* Start Raw data *

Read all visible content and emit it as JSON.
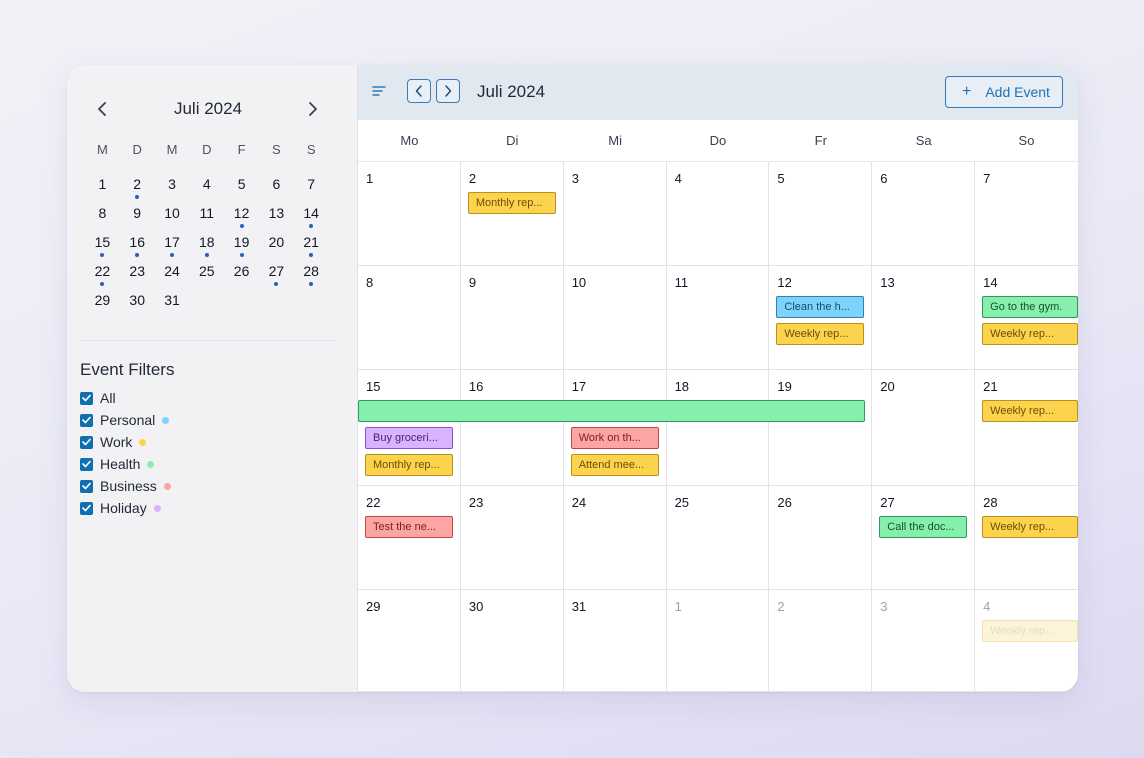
{
  "sidebar": {
    "month_label": "Juli 2024",
    "weekdays": [
      "M",
      "D",
      "M",
      "D",
      "F",
      "S",
      "S"
    ],
    "days": [
      {
        "label": "1",
        "dot": false
      },
      {
        "label": "2",
        "dot": true
      },
      {
        "label": "3",
        "dot": false
      },
      {
        "label": "4",
        "dot": false
      },
      {
        "label": "5",
        "dot": false
      },
      {
        "label": "6",
        "dot": false
      },
      {
        "label": "7",
        "dot": false
      },
      {
        "label": "8",
        "dot": false
      },
      {
        "label": "9",
        "dot": false
      },
      {
        "label": "10",
        "dot": false
      },
      {
        "label": "11",
        "dot": false
      },
      {
        "label": "12",
        "dot": true
      },
      {
        "label": "13",
        "dot": false
      },
      {
        "label": "14",
        "dot": true
      },
      {
        "label": "15",
        "dot": true
      },
      {
        "label": "16",
        "dot": true
      },
      {
        "label": "17",
        "dot": true
      },
      {
        "label": "18",
        "dot": true
      },
      {
        "label": "19",
        "dot": true
      },
      {
        "label": "20",
        "dot": false
      },
      {
        "label": "21",
        "dot": true
      },
      {
        "label": "22",
        "dot": true
      },
      {
        "label": "23",
        "dot": false
      },
      {
        "label": "24",
        "dot": false
      },
      {
        "label": "25",
        "dot": false
      },
      {
        "label": "26",
        "dot": false
      },
      {
        "label": "27",
        "dot": true
      },
      {
        "label": "28",
        "dot": true
      },
      {
        "label": "29",
        "dot": false
      },
      {
        "label": "30",
        "dot": false
      },
      {
        "label": "31",
        "dot": false
      }
    ],
    "filters_title": "Event Filters",
    "filters": [
      {
        "label": "All",
        "checked": true,
        "color": null
      },
      {
        "label": "Personal",
        "checked": true,
        "color": "#7dd3fc"
      },
      {
        "label": "Work",
        "checked": true,
        "color": "#fcd34d"
      },
      {
        "label": "Health",
        "checked": true,
        "color": "#86efac"
      },
      {
        "label": "Business",
        "checked": true,
        "color": "#fca5a5"
      },
      {
        "label": "Holiday",
        "checked": true,
        "color": "#d8b4fe"
      }
    ]
  },
  "toolbar": {
    "title": "Juli 2024",
    "add_event_label": "Add Event"
  },
  "calendar": {
    "weekdays": [
      "Mo",
      "Di",
      "Mi",
      "Do",
      "Fr",
      "Sa",
      "So"
    ],
    "weeks": [
      [
        "1",
        "2",
        "3",
        "4",
        "5",
        "6",
        "7"
      ],
      [
        "8",
        "9",
        "10",
        "11",
        "12",
        "13",
        "14"
      ],
      [
        "15",
        "16",
        "17",
        "18",
        "19",
        "20",
        "21"
      ],
      [
        "22",
        "23",
        "24",
        "25",
        "26",
        "27",
        "28"
      ],
      [
        "29",
        "30",
        "31",
        "1",
        "2",
        "3",
        "4"
      ]
    ],
    "next_month_days": [
      [
        4,
        3
      ],
      [
        4,
        4
      ],
      [
        4,
        5
      ],
      [
        4,
        6
      ]
    ],
    "events": [
      {
        "week": 0,
        "day": 1,
        "slot": 0,
        "span": 1,
        "title": "Monthly rep...",
        "category": "work"
      },
      {
        "week": 1,
        "day": 4,
        "slot": 0,
        "span": 1,
        "title": "Clean the h...",
        "category": "personal"
      },
      {
        "week": 1,
        "day": 4,
        "slot": 1,
        "span": 1,
        "title": "Weekly rep...",
        "category": "work"
      },
      {
        "week": 1,
        "day": 6,
        "slot": 0,
        "span": 1,
        "title": "Go to the gym.",
        "category": "health"
      },
      {
        "week": 1,
        "day": 6,
        "slot": 1,
        "span": 1,
        "title": "Weekly rep...",
        "category": "work"
      },
      {
        "week": 2,
        "day": 0,
        "slot": 0,
        "span": 5,
        "title": "",
        "category": "health"
      },
      {
        "week": 2,
        "day": 0,
        "slot": 1,
        "span": 1,
        "title": "Buy groceri...",
        "category": "holiday"
      },
      {
        "week": 2,
        "day": 0,
        "slot": 2,
        "span": 1,
        "title": "Monthly rep...",
        "category": "work"
      },
      {
        "week": 2,
        "day": 2,
        "slot": 1,
        "span": 1,
        "title": "Work on th...",
        "category": "business"
      },
      {
        "week": 2,
        "day": 2,
        "slot": 2,
        "span": 1,
        "title": "Attend mee...",
        "category": "work"
      },
      {
        "week": 2,
        "day": 6,
        "slot": 0,
        "span": 1,
        "title": "Weekly rep...",
        "category": "work"
      },
      {
        "week": 3,
        "day": 0,
        "slot": 0,
        "span": 1,
        "title": "Test the ne...",
        "category": "business"
      },
      {
        "week": 3,
        "day": 5,
        "slot": 0,
        "span": 1,
        "title": "Call the doc...",
        "category": "health"
      },
      {
        "week": 3,
        "day": 6,
        "slot": 0,
        "span": 1,
        "title": "Weekly rep...",
        "category": "work"
      },
      {
        "week": 4,
        "day": 6,
        "slot": 0,
        "span": 1,
        "title": "Weekly rep...",
        "category": "work",
        "faded": true
      }
    ]
  },
  "icons": {
    "mini_prev": "chevron-left-icon",
    "mini_next": "chevron-right-icon",
    "menu": "menu-icon",
    "add": "plus-icon",
    "check": "check-icon"
  },
  "colors": {
    "accent": "#0f6fb0",
    "topbar_bg": "#e2e8f0",
    "dot": "#2f5dc4"
  }
}
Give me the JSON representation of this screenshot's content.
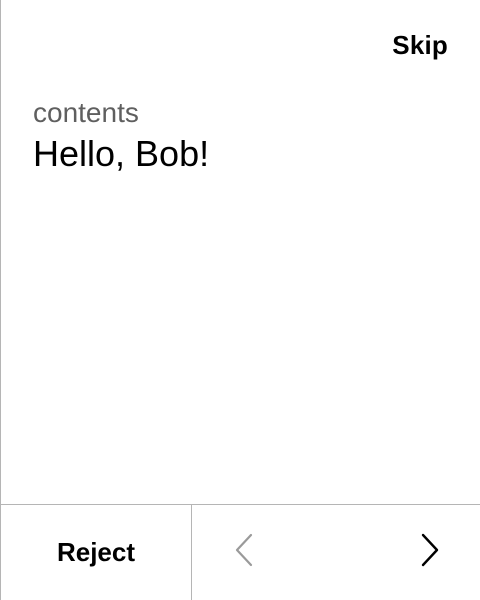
{
  "header": {
    "skip_label": "Skip"
  },
  "content": {
    "label": "contents",
    "message": "Hello, Bob!"
  },
  "footer": {
    "reject_label": "Reject",
    "prev_icon": "chevron-left-icon",
    "next_icon": "chevron-right-icon"
  },
  "colors": {
    "text": "#000000",
    "label": "#5f5f5f",
    "disabled_icon": "#9a9a9a",
    "divider": "#b5b5b5"
  }
}
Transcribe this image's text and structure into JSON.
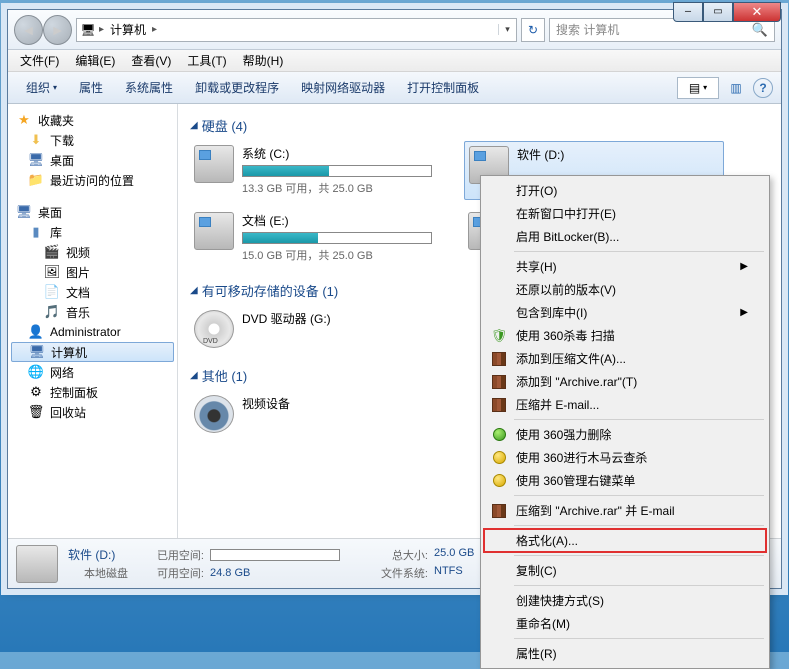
{
  "titlebar": {
    "min": "—",
    "max": "▭",
    "close": "✕"
  },
  "nav": {
    "back": "◄",
    "fwd": "►",
    "crumb_root": "▸",
    "crumb1": "计算机",
    "crumb_sep": "▸",
    "dd": "▾",
    "refresh": "↻",
    "search_placeholder": "搜索 计算机",
    "search_icon": "🔍"
  },
  "menubar": [
    "文件(F)",
    "编辑(E)",
    "查看(V)",
    "工具(T)",
    "帮助(H)"
  ],
  "toolbar": {
    "items": [
      "组织",
      "属性",
      "系统属性",
      "卸载或更改程序",
      "映射网络驱动器",
      "打开控制面板"
    ],
    "chev": "▾",
    "view_icon": "▤",
    "preview_icon": "▥",
    "help_icon": "?"
  },
  "sidebar": {
    "fav": {
      "label": "收藏夹",
      "items": [
        "下载",
        "桌面",
        "最近访问的位置"
      ]
    },
    "desk": {
      "label": "桌面",
      "lib": {
        "label": "库",
        "items": [
          "视频",
          "图片",
          "文档",
          "音乐"
        ]
      },
      "admin": "Administrator",
      "computer": "计算机",
      "network": "网络",
      "cpanel": "控制面板",
      "recycle": "回收站"
    }
  },
  "content": {
    "sec_hdd": "硬盘 (4)",
    "sec_removable": "有可移动存储的设备 (1)",
    "sec_other": "其他 (1)",
    "drives": [
      {
        "name": "系统 (C:)",
        "fill": 46,
        "space": "13.3 GB 可用，共 25.0 GB"
      },
      {
        "name": "软件 (D:)",
        "fill": 2,
        "space": ""
      },
      {
        "name": "文档 (E:)",
        "fill": 40,
        "space": "15.0 GB 可用，共 25.0 GB"
      },
      {
        "name": "",
        "fill": 0,
        "space": ""
      }
    ],
    "dvd": "DVD 驱动器 (G:)",
    "other": "视频设备"
  },
  "status": {
    "title": "软件 (D:)",
    "label_used": "已用空间:",
    "label_type": "本地磁盘",
    "label_free": "可用空间:",
    "free_val": "24.8 GB",
    "label_total": "总大小:",
    "total_val": "25.0 GB",
    "label_fs": "文件系统:",
    "fs_val": "NTFS"
  },
  "ctx": {
    "items": [
      {
        "t": "打开(O)"
      },
      {
        "t": "在新窗口中打开(E)"
      },
      {
        "t": "启用 BitLocker(B)..."
      },
      {
        "sep": true
      },
      {
        "t": "共享(H)",
        "sub": true
      },
      {
        "t": "还原以前的版本(V)"
      },
      {
        "t": "包含到库中(I)",
        "sub": true
      },
      {
        "t": "使用 360杀毒 扫描",
        "icon": "shield"
      },
      {
        "t": "添加到压缩文件(A)...",
        "icon": "books"
      },
      {
        "t": "添加到 \"Archive.rar\"(T)",
        "icon": "books"
      },
      {
        "t": "压缩并 E-mail...",
        "icon": "books"
      },
      {
        "sep": true
      },
      {
        "t": "使用 360强力删除",
        "icon": "green"
      },
      {
        "t": "使用 360进行木马云查杀",
        "icon": "yellow"
      },
      {
        "t": "使用 360管理右键菜单",
        "icon": "yellow"
      },
      {
        "sep": true
      },
      {
        "t": "压缩到 \"Archive.rar\" 并 E-mail",
        "icon": "books"
      },
      {
        "sep": true
      },
      {
        "t": "格式化(A)...",
        "hl": true
      },
      {
        "sep": true
      },
      {
        "t": "复制(C)"
      },
      {
        "sep": true
      },
      {
        "t": "创建快捷方式(S)"
      },
      {
        "t": "重命名(M)"
      },
      {
        "sep": true
      },
      {
        "t": "属性(R)"
      }
    ]
  }
}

* End Raw data *

Directions for this task -
Only the number is wanted: how many lines of the data contain the word "Juli"?

Full answer -
2